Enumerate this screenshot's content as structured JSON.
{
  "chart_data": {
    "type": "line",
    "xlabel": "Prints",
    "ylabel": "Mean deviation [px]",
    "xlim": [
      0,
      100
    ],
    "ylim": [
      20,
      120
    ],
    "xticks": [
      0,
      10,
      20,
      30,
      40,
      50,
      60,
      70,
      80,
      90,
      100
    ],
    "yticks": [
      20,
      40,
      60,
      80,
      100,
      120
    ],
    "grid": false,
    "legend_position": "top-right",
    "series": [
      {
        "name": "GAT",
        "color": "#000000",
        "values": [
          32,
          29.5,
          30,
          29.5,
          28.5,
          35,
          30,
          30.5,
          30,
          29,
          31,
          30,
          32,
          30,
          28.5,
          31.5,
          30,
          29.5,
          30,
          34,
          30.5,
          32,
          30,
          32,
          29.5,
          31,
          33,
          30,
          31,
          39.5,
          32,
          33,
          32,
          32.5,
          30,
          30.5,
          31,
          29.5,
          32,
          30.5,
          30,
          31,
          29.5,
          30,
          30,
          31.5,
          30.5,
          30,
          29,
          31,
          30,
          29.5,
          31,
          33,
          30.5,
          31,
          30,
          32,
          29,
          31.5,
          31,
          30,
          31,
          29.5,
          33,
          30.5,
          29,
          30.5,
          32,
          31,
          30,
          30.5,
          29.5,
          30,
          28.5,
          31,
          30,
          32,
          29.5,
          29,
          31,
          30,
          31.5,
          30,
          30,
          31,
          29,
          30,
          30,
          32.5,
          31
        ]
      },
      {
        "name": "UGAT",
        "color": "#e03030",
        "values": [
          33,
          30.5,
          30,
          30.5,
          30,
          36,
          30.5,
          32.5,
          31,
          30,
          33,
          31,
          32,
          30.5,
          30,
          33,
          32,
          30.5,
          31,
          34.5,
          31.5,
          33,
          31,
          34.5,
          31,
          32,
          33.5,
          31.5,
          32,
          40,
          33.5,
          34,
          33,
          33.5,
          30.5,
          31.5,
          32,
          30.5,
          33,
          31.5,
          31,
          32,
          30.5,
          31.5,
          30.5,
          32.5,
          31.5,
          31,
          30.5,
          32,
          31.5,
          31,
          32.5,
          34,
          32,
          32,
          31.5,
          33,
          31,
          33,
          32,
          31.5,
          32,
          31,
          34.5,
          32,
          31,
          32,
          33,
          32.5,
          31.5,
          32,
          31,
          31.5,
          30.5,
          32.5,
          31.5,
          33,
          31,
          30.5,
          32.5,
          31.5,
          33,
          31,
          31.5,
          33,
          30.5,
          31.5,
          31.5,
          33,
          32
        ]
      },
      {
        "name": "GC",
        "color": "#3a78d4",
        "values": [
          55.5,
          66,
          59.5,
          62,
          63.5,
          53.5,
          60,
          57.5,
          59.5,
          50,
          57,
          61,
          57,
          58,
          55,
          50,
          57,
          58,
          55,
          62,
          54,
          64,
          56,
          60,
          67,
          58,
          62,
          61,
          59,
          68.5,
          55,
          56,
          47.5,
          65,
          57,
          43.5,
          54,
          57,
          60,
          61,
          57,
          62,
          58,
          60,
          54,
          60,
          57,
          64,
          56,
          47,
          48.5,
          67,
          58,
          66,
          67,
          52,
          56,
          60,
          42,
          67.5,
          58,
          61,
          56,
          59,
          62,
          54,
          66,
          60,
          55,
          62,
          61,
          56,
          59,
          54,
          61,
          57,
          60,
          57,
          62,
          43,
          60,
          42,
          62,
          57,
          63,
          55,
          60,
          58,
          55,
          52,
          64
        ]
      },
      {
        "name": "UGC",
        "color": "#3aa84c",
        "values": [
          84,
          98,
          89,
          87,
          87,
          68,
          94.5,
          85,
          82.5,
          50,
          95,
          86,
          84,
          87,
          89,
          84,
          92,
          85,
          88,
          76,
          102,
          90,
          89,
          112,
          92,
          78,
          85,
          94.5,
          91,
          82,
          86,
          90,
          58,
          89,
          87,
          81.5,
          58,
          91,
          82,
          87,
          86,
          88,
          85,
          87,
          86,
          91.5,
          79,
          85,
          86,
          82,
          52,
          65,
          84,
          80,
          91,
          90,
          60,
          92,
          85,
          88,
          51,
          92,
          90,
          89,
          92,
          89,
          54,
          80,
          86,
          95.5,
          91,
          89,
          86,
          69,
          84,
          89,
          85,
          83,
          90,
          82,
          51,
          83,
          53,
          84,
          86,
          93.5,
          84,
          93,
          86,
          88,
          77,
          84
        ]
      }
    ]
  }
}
※ ※ ※
Exactly reproduce every line found in the records.

## [REPLY]
Enumerate this screenshot's content as structured JSON.
{
  "chart_data": {
    "type": "line",
    "xlabel": "Prints",
    "ylabel": "Mean deviation [px]",
    "xlim": [
      0,
      100
    ],
    "ylim": [
      20,
      120
    ],
    "xticks": [
      0,
      10,
      20,
      30,
      40,
      50,
      60,
      70,
      80,
      90,
      100
    ],
    "yticks": [
      20,
      40,
      60,
      80,
      100,
      120
    ],
    "grid": false,
    "legend_position": "top-right",
    "series": [
      {
        "name": "GAT",
        "color": "#000000",
        "values": [
          32,
          29.5,
          30,
          29.5,
          28.5,
          35,
          30,
          30.5,
          30,
          29,
          31,
          30,
          32,
          30,
          28.5,
          31.5,
          30,
          29.5,
          30,
          34,
          30.5,
          32,
          30,
          32,
          29.5,
          31,
          33,
          30,
          31,
          39.5,
          32,
          33,
          32,
          32.5,
          30,
          30.5,
          31,
          29.5,
          32,
          30.5,
          30,
          31,
          29.5,
          30,
          30,
          31.5,
          30.5,
          30,
          29,
          31,
          30,
          29.5,
          31,
          33,
          30.5,
          31,
          30,
          32,
          29,
          31.5,
          31,
          30,
          31,
          29.5,
          33,
          30.5,
          29,
          30.5,
          32,
          31,
          30,
          30.5,
          29.5,
          30,
          28.5,
          31,
          30,
          32,
          29.5,
          29,
          31,
          30,
          31.5,
          30,
          30,
          31,
          29,
          30,
          30,
          32.5,
          31
        ]
      },
      {
        "name": "UGAT",
        "color": "#e03030",
        "values": [
          33,
          30.5,
          30,
          30.5,
          30,
          36,
          30.5,
          32.5,
          31,
          30,
          33,
          31,
          32,
          30.5,
          30,
          33,
          32,
          30.5,
          31,
          34.5,
          31.5,
          33,
          31,
          34.5,
          31,
          32,
          33.5,
          31.5,
          32,
          40,
          33.5,
          34,
          33,
          33.5,
          30.5,
          31.5,
          32,
          30.5,
          33,
          31.5,
          31,
          32,
          30.5,
          31.5,
          30.5,
          32.5,
          31.5,
          31,
          30.5,
          32,
          31.5,
          31,
          32.5,
          34,
          32,
          32,
          31.5,
          33,
          31,
          33,
          32,
          31.5,
          32,
          31,
          34.5,
          32,
          31,
          32,
          33,
          32.5,
          31.5,
          32,
          31,
          31.5,
          30.5,
          32.5,
          31.5,
          33,
          31,
          30.5,
          32.5,
          31.5,
          33,
          31,
          31.5,
          33,
          30.5,
          31.5,
          31.5,
          33,
          32
        ]
      },
      {
        "name": "GC",
        "color": "#3a78d4",
        "values": [
          55.5,
          66,
          59.5,
          62,
          63.5,
          53.5,
          60,
          57.5,
          59.5,
          50,
          57,
          61,
          57,
          58,
          55,
          50,
          57,
          58,
          55,
          62,
          54,
          64,
          56,
          60,
          67,
          58,
          62,
          61,
          59,
          68.5,
          55,
          56,
          47.5,
          65,
          57,
          43.5,
          54,
          57,
          60,
          61,
          57,
          62,
          58,
          60,
          54,
          60,
          57,
          64,
          56,
          47,
          48.5,
          67,
          58,
          66,
          67,
          52,
          56,
          60,
          42,
          67.5,
          58,
          61,
          56,
          59,
          62,
          54,
          66,
          60,
          55,
          62,
          61,
          56,
          59,
          54,
          61,
          57,
          60,
          57,
          62,
          43,
          60,
          42,
          62,
          57,
          63,
          55,
          60,
          58,
          55,
          52,
          64
        ]
      },
      {
        "name": "UGC",
        "color": "#3aa84c",
        "values": [
          84,
          98,
          89,
          87,
          87,
          68,
          94.5,
          85,
          82.5,
          50,
          95,
          86,
          84,
          87,
          89,
          84,
          92,
          85,
          88,
          76,
          102,
          90,
          89,
          112,
          92,
          78,
          85,
          94.5,
          91,
          82,
          86,
          90,
          58,
          89,
          87,
          81.5,
          58,
          91,
          82,
          87,
          86,
          88,
          85,
          87,
          86,
          91.5,
          79,
          85,
          86,
          82,
          52,
          65,
          84,
          80,
          91,
          90,
          60,
          92,
          85,
          88,
          51,
          92,
          90,
          89,
          92,
          89,
          54,
          80,
          86,
          95.5,
          91,
          89,
          86,
          69,
          84,
          89,
          85,
          83,
          90,
          82,
          51,
          83,
          53,
          84,
          86,
          93.5,
          84,
          93,
          86,
          88,
          77,
          84
        ]
      }
    ]
  }
}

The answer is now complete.